* **The request**: Omit images. Retype all entries verbatim.

* **Given data**:
------------------------------------

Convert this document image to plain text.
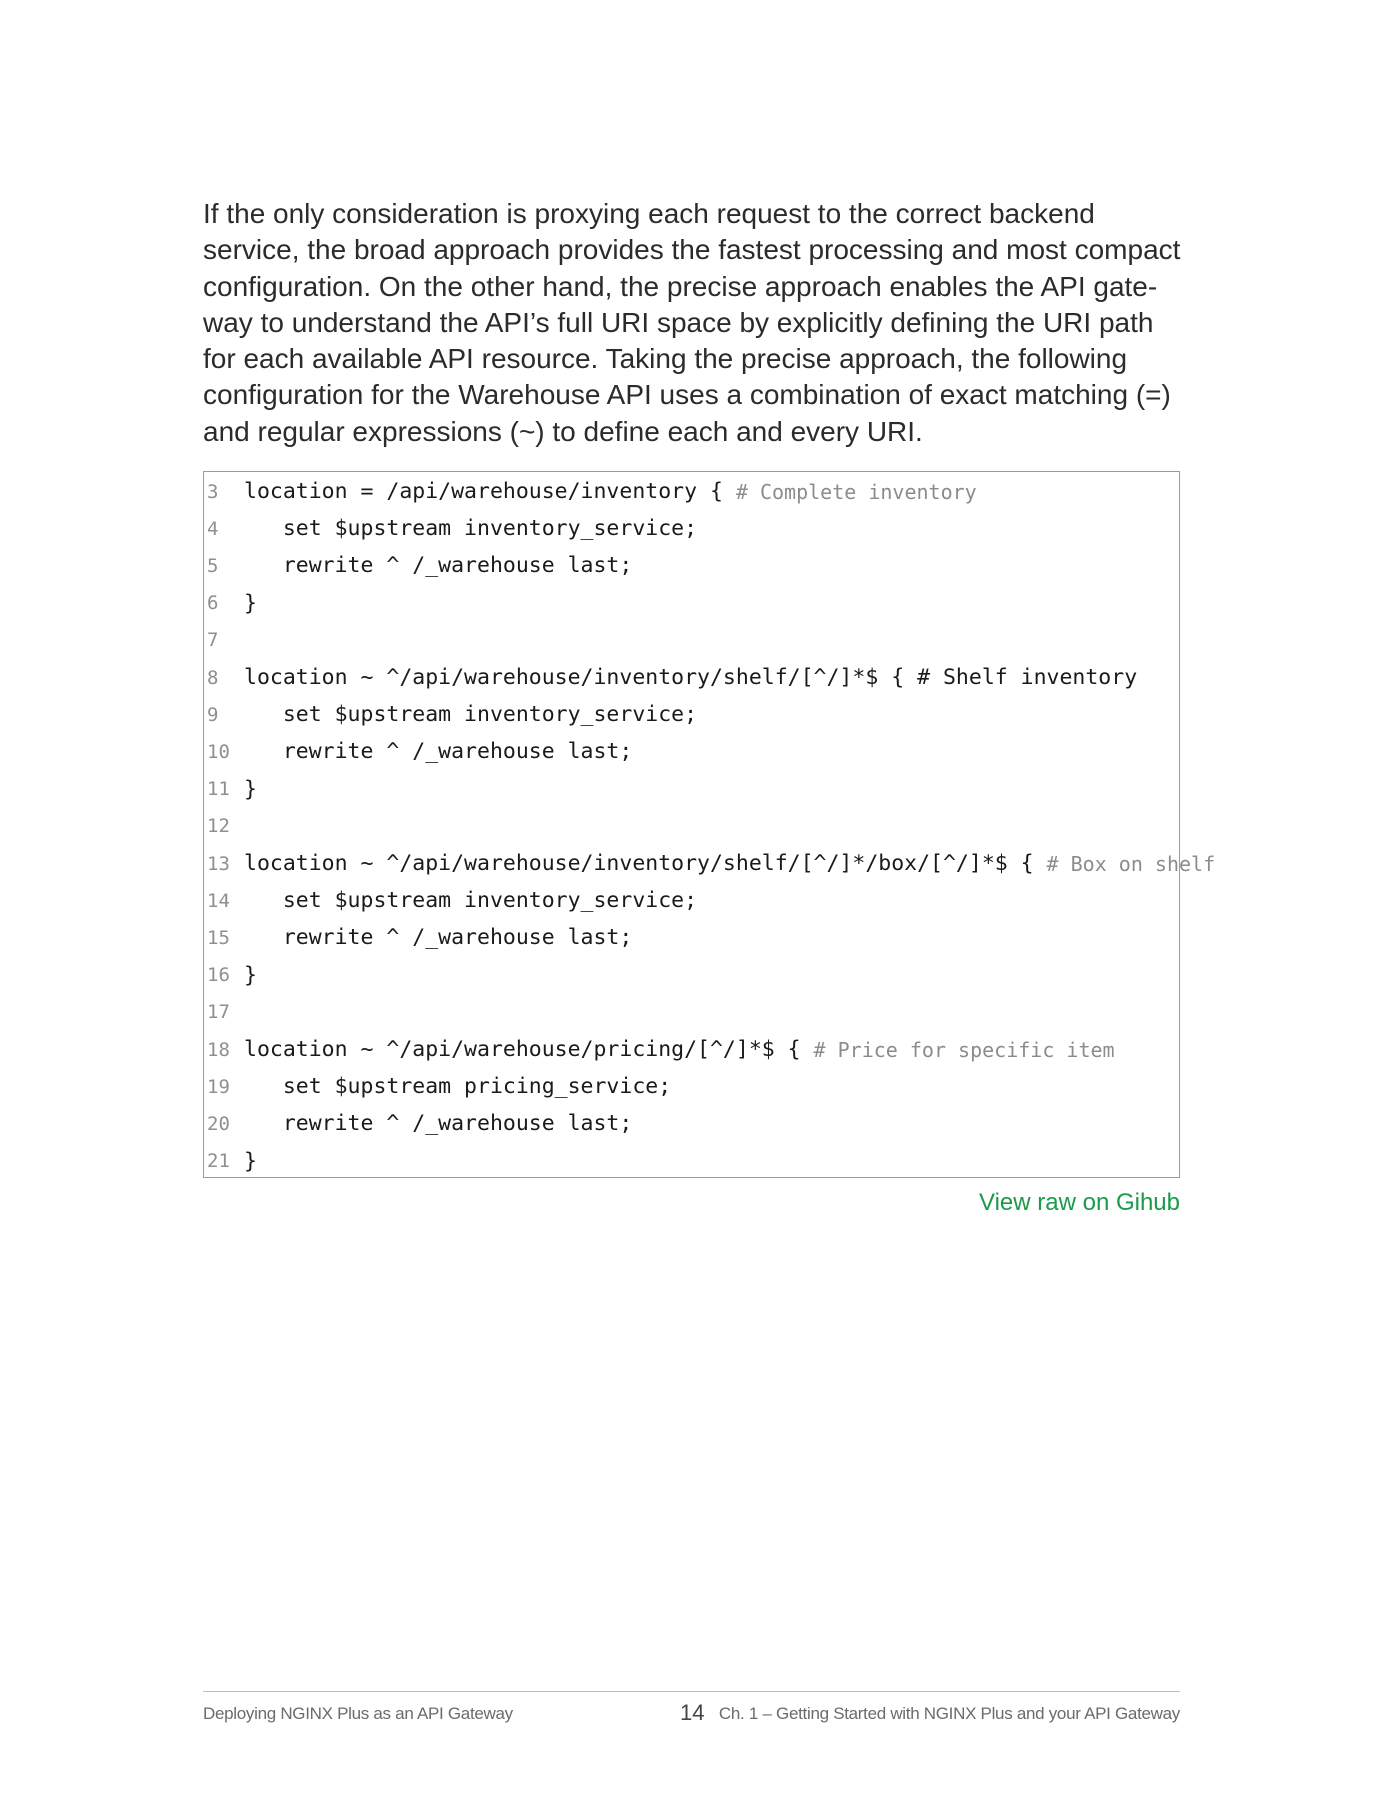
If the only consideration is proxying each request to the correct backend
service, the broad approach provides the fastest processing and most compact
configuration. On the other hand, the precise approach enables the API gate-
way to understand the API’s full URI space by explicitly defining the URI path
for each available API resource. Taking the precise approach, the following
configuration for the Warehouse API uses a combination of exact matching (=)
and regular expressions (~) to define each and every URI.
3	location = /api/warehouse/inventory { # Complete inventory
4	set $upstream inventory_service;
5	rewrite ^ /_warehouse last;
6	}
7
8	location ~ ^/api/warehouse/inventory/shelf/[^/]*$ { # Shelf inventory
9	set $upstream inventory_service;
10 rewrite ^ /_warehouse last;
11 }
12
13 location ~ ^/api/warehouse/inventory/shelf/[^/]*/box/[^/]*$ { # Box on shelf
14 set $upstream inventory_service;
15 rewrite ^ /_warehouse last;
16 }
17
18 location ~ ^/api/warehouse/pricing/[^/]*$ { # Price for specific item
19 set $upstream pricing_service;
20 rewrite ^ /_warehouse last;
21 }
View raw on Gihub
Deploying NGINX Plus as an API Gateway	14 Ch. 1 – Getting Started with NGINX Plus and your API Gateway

------------------------------------

* **Task answer**:
Convert this document image to plain text.
If the only consideration is proxying each request to the correct backend
service, the broad approach provides the fastest processing and most compact
configuration. On the other hand, the precise approach enables the API gate-
way to understand the API’s full URI space by explicitly defining the URI path
for each available API resource. Taking the precise approach, the following
configuration for the Warehouse API uses a combination of exact matching (=)
and regular expressions (~) to define each and every URI.
3	location = /api/warehouse/inventory { # Complete inventory
4	set $upstream inventory_service;
5	rewrite ^ /_warehouse last;
6	}
7
8	location ~ ^/api/warehouse/inventory/shelf/[^/]*$ { # Shelf inventory
9	set $upstream inventory_service;
10 rewrite ^ /_warehouse last;
11 }
12
13 location ~ ^/api/warehouse/inventory/shelf/[^/]*/box/[^/]*$ { # Box on shelf
14 set $upstream inventory_service;
15 rewrite ^ /_warehouse last;
16 }
17
18 location ~ ^/api/warehouse/pricing/[^/]*$ { # Price for specific item
19 set $upstream pricing_service;
20 rewrite ^ /_warehouse last;
21 }
View raw on Gihub
Deploying NGINX Plus as an API Gateway	14 Ch. 1 – Getting Started with NGINX Plus and your API Gateway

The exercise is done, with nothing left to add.